- [Exercise aim] Copy all lines below containing "JSON".

- [Provided records]

---

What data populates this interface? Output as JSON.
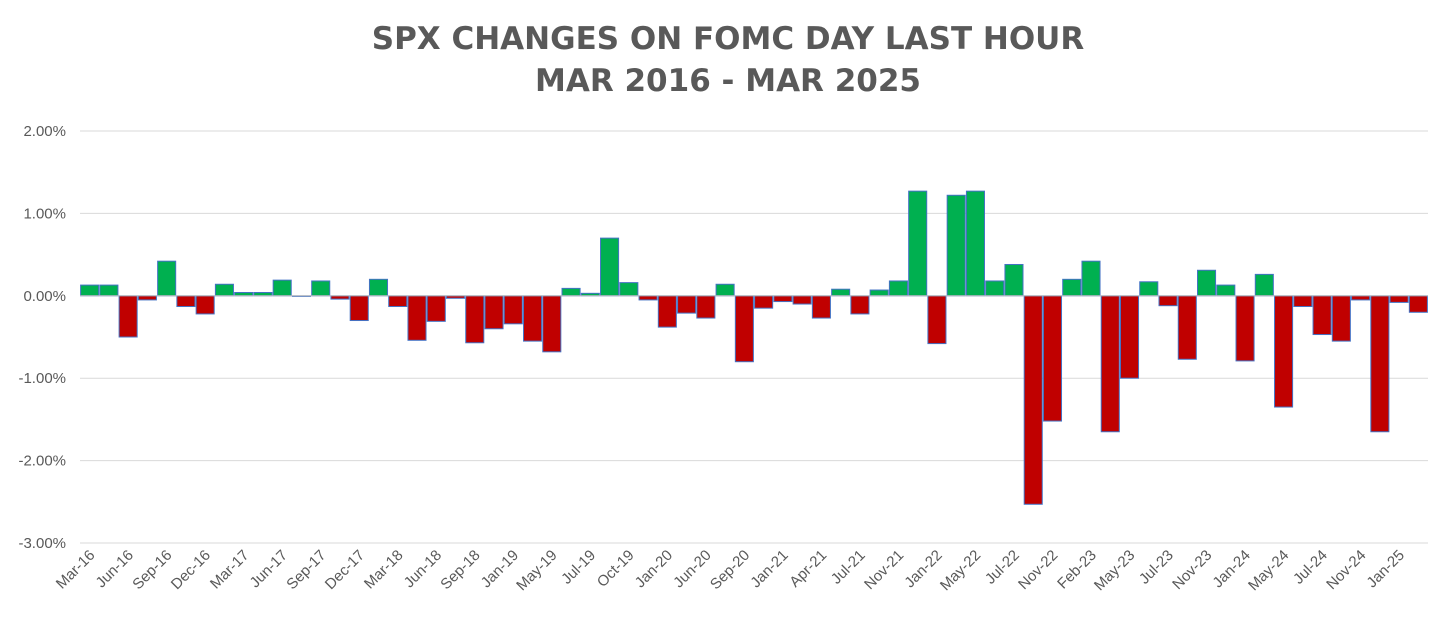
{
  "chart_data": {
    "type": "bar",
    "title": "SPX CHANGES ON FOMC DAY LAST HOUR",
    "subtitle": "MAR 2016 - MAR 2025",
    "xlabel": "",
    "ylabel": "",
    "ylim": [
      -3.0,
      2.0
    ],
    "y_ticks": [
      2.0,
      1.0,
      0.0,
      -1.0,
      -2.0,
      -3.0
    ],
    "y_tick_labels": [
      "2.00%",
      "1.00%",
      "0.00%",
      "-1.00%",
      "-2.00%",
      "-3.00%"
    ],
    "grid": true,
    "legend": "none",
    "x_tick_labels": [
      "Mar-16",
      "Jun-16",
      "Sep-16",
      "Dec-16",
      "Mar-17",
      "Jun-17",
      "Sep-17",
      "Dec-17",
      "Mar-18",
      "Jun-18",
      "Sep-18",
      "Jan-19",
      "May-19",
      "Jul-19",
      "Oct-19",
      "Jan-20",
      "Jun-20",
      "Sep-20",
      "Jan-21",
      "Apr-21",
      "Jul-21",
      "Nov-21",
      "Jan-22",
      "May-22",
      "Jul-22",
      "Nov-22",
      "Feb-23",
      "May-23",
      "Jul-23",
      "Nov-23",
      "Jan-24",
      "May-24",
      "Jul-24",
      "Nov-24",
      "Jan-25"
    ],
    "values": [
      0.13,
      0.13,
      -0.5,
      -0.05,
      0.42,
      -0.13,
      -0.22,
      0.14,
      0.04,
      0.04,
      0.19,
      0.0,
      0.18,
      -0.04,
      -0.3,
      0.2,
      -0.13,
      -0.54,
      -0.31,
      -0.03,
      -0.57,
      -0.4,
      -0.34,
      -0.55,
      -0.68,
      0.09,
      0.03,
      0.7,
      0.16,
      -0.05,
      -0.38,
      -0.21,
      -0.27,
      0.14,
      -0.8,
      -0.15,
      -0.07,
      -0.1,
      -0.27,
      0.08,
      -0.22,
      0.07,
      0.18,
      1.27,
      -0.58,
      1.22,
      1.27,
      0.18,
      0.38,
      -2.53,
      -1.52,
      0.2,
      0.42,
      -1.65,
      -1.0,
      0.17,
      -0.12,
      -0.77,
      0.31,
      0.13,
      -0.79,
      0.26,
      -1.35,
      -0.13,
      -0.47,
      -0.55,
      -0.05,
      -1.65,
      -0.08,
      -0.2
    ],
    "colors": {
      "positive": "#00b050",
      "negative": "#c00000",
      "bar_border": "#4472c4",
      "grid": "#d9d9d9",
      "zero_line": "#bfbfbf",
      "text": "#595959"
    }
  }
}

---

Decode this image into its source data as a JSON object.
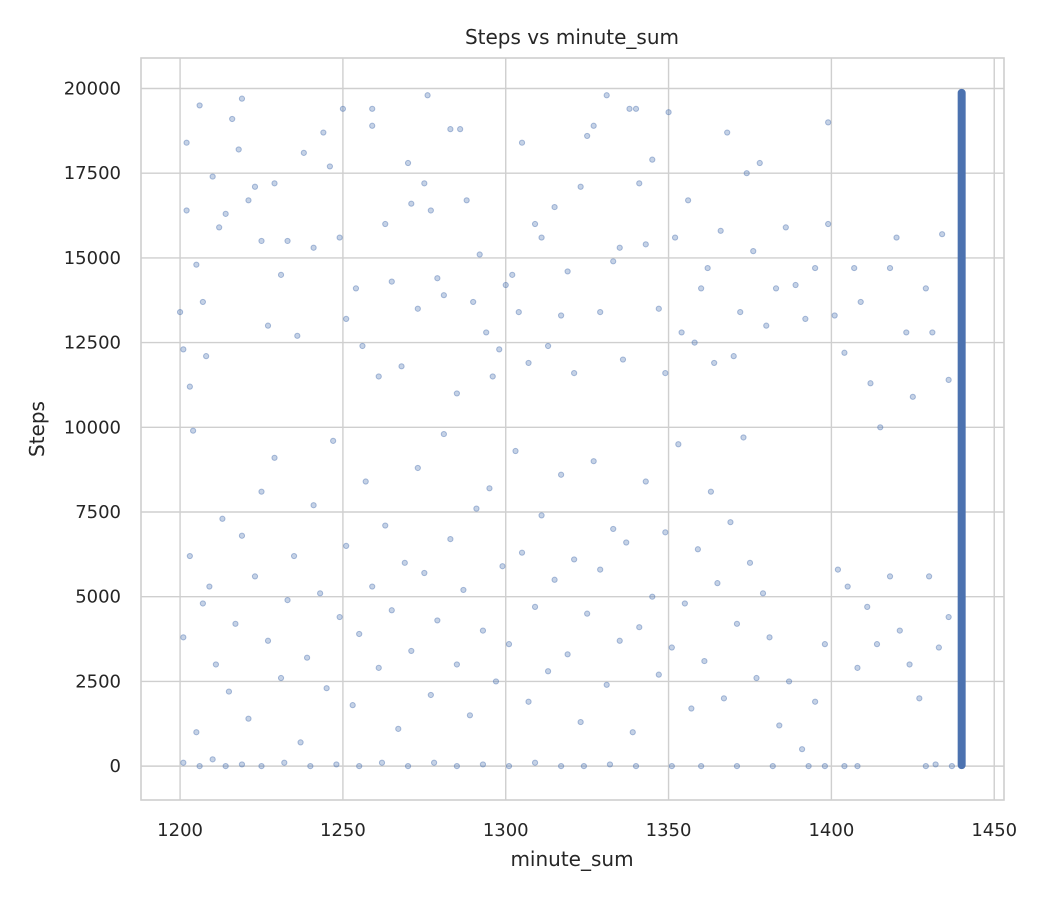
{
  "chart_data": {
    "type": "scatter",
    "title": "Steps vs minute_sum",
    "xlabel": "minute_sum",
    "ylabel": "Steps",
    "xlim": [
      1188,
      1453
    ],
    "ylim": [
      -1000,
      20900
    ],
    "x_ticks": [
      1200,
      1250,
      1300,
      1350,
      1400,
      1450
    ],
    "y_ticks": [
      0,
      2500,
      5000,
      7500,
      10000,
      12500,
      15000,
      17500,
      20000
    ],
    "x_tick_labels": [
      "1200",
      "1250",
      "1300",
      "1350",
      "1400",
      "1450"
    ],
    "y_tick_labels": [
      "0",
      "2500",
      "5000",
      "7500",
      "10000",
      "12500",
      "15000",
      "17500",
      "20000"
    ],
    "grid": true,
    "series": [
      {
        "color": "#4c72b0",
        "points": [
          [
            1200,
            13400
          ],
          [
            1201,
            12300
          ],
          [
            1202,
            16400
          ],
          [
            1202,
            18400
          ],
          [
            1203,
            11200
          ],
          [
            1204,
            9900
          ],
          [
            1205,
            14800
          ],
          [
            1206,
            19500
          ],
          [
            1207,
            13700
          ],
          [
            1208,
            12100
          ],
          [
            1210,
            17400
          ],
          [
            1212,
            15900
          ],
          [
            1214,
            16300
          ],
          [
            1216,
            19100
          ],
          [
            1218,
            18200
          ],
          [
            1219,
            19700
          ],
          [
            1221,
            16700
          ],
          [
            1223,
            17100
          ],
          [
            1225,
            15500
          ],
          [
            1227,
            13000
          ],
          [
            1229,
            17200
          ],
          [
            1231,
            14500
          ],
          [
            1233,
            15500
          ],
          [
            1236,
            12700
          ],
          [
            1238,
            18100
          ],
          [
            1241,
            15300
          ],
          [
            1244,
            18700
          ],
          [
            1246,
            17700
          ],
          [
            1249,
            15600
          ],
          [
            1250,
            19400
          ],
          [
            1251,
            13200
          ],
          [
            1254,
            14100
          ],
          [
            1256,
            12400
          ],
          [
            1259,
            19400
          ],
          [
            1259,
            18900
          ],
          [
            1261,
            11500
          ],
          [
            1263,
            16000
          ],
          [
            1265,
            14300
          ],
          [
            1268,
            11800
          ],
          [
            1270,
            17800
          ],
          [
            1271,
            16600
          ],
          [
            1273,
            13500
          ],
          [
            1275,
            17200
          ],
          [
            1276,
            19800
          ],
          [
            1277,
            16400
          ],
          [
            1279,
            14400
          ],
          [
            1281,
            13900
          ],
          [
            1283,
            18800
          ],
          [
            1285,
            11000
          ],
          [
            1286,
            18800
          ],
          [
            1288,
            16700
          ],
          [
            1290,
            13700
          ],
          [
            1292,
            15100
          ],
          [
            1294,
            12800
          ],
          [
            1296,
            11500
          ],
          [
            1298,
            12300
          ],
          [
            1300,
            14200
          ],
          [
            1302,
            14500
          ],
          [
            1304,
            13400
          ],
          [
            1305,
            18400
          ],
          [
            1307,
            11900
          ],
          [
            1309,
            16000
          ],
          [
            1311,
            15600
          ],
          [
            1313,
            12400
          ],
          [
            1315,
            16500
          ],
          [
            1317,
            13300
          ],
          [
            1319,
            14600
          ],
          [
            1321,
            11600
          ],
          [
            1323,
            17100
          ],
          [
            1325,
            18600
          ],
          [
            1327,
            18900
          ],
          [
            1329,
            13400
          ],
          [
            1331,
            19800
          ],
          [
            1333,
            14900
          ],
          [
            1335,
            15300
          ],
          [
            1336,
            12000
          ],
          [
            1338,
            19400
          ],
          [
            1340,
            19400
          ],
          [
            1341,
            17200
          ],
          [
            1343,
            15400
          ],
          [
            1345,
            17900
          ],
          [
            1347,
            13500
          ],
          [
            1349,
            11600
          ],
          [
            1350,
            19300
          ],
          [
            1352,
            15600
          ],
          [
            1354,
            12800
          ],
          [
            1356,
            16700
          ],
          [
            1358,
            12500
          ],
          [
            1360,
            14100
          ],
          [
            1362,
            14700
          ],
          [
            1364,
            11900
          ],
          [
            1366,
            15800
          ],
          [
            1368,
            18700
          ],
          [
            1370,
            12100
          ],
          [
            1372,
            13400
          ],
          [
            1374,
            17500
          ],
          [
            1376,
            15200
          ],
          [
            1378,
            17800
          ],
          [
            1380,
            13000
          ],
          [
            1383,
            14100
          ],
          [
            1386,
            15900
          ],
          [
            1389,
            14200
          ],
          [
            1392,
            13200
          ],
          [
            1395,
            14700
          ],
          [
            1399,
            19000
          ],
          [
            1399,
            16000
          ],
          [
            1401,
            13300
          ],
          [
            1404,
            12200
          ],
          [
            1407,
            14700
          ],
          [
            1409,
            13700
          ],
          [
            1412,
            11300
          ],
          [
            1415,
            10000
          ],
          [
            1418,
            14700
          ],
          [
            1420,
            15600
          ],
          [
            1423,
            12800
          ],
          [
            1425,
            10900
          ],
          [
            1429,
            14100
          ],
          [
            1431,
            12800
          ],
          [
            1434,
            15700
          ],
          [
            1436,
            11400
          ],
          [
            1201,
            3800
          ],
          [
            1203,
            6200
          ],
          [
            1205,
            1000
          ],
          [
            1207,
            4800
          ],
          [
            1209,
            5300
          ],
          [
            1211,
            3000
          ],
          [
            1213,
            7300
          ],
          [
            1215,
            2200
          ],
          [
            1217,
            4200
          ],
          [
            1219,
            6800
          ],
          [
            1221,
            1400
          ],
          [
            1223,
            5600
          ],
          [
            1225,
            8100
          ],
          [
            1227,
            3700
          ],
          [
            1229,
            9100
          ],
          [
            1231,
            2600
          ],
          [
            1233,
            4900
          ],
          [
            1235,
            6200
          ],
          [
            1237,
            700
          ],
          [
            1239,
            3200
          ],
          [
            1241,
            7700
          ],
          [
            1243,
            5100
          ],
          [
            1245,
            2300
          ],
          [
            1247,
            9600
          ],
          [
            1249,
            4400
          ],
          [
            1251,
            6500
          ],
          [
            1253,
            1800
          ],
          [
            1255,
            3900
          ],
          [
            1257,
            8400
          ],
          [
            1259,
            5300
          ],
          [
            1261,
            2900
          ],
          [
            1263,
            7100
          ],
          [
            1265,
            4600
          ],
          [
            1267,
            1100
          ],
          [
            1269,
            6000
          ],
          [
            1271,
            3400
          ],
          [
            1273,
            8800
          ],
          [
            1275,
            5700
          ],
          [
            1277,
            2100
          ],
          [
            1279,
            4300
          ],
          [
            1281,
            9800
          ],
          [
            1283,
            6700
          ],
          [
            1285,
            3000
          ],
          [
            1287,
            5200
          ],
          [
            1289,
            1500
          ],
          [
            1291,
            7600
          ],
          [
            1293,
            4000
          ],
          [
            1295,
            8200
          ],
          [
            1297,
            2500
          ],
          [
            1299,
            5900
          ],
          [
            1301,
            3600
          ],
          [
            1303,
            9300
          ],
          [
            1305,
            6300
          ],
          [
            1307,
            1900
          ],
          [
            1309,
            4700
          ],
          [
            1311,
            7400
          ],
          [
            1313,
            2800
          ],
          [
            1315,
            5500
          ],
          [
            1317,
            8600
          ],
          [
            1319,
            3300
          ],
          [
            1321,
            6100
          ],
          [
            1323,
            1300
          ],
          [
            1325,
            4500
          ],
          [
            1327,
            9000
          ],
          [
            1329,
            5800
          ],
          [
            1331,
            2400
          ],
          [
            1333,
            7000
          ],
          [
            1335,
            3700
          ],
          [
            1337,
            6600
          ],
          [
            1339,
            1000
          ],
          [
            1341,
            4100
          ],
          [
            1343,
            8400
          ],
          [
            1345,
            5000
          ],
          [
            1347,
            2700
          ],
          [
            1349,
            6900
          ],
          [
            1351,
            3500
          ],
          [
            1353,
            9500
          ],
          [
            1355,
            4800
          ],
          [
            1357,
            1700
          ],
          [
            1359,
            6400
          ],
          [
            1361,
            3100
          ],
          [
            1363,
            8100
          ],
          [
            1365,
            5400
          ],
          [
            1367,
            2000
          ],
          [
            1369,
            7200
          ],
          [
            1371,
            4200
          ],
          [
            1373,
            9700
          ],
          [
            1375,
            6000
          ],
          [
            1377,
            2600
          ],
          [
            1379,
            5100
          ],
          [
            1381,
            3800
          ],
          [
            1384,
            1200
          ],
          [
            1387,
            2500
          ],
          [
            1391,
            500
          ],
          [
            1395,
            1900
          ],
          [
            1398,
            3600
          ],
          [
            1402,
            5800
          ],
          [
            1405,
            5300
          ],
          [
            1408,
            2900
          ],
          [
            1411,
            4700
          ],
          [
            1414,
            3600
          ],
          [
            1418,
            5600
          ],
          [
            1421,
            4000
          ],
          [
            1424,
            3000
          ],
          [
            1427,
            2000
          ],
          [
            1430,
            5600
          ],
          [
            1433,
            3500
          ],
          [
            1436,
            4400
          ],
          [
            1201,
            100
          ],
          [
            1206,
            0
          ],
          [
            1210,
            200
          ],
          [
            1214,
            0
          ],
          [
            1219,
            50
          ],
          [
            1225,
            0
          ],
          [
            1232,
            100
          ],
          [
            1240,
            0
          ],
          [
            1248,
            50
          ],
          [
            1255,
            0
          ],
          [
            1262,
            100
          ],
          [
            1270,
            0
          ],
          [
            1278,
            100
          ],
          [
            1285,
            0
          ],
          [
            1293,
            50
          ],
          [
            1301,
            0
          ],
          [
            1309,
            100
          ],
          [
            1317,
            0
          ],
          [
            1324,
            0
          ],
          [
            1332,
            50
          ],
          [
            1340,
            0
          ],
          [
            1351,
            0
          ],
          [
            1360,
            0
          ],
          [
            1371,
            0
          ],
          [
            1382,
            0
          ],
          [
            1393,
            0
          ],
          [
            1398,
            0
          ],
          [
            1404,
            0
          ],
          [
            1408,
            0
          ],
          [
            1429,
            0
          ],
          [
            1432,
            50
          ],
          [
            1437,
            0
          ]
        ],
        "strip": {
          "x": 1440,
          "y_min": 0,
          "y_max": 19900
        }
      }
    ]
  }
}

---

- [Written response]
What data populates this interface? Output as JSON.
Decode this image into its source data as a JSON object.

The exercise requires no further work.